Repeat the data verbatim.

★ ★ ★ ★

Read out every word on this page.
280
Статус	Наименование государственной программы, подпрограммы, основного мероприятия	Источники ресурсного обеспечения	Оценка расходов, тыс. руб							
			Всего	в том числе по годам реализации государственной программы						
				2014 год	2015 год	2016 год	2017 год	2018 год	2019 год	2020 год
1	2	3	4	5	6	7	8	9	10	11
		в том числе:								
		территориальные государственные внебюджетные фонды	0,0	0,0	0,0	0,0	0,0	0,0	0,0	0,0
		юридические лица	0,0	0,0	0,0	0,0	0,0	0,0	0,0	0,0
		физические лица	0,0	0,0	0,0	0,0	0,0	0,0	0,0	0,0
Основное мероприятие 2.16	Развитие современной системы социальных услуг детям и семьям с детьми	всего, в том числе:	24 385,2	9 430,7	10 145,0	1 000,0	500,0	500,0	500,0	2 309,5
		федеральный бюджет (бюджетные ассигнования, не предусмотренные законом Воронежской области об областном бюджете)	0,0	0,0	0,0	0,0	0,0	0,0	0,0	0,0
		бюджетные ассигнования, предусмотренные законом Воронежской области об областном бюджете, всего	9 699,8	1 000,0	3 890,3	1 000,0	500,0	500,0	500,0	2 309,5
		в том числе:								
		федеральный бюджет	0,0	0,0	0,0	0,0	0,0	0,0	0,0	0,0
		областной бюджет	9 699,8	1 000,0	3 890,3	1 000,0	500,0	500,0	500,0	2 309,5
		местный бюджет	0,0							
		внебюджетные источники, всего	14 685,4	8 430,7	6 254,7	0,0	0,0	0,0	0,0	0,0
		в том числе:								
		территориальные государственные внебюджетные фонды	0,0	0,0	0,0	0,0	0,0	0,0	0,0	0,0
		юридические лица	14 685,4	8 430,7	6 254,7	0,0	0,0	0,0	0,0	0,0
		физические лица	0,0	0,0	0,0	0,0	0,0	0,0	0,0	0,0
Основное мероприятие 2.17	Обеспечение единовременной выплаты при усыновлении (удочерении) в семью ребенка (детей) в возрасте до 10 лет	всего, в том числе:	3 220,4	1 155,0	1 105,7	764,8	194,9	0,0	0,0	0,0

★ ★ ★ ★

> **Full answer**
Read out every word on this page.
280
Статус	Наименование государственной программы, подпрограммы, основного мероприятия	Источники ресурсного обеспечения	Оценка расходов, тыс. руб							
			Всего	в том числе по годам реализации государственной программы						
				2014 год	2015 год	2016 год	2017 год	2018 год	2019 год	2020 год
1	2	3	4	5	6	7	8	9	10	11
		в том числе:								
		территориальные государственные внебюджетные фонды	0,0	0,0	0,0	0,0	0,0	0,0	0,0	0,0
		юридические лица	0,0	0,0	0,0	0,0	0,0	0,0	0,0	0,0
		физические лица	0,0	0,0	0,0	0,0	0,0	0,0	0,0	0,0
Основное мероприятие 2.16	Развитие современной системы социальных услуг детям и семьям с детьми	всего, в том числе:	24 385,2	9 430,7	10 145,0	1 000,0	500,0	500,0	500,0	2 309,5
		федеральный бюджет (бюджетные ассигнования, не предусмотренные законом Воронежской области об областном бюджете)	0,0	0,0	0,0	0,0	0,0	0,0	0,0	0,0
		бюджетные ассигнования, предусмотренные законом Воронежской области об областном бюджете, всего	9 699,8	1 000,0	3 890,3	1 000,0	500,0	500,0	500,0	2 309,5
		в том числе:								
		федеральный бюджет	0,0	0,0	0,0	0,0	0,0	0,0	0,0	0,0
		областной бюджет	9 699,8	1 000,0	3 890,3	1 000,0	500,0	500,0	500,0	2 309,5
		местный бюджет	0,0							
		внебюджетные источники, всего	14 685,4	8 430,7	6 254,7	0,0	0,0	0,0	0,0	0,0
		в том числе:								
		территориальные государственные внебюджетные фонды	0,0	0,0	0,0	0,0	0,0	0,0	0,0	0,0
		юридические лица	14 685,4	8 430,7	6 254,7	0,0	0,0	0,0	0,0	0,0
		физические лица	0,0	0,0	0,0	0,0	0,0	0,0	0,0	0,0
Основное мероприятие 2.17	Обеспечение единовременной выплаты при усыновлении (удочерении) в семью ребенка (детей) в возрасте до 10 лет	всего, в том числе:	3 220,4	1 155,0	1 105,7	764,8	194,9	0,0	0,0	0,0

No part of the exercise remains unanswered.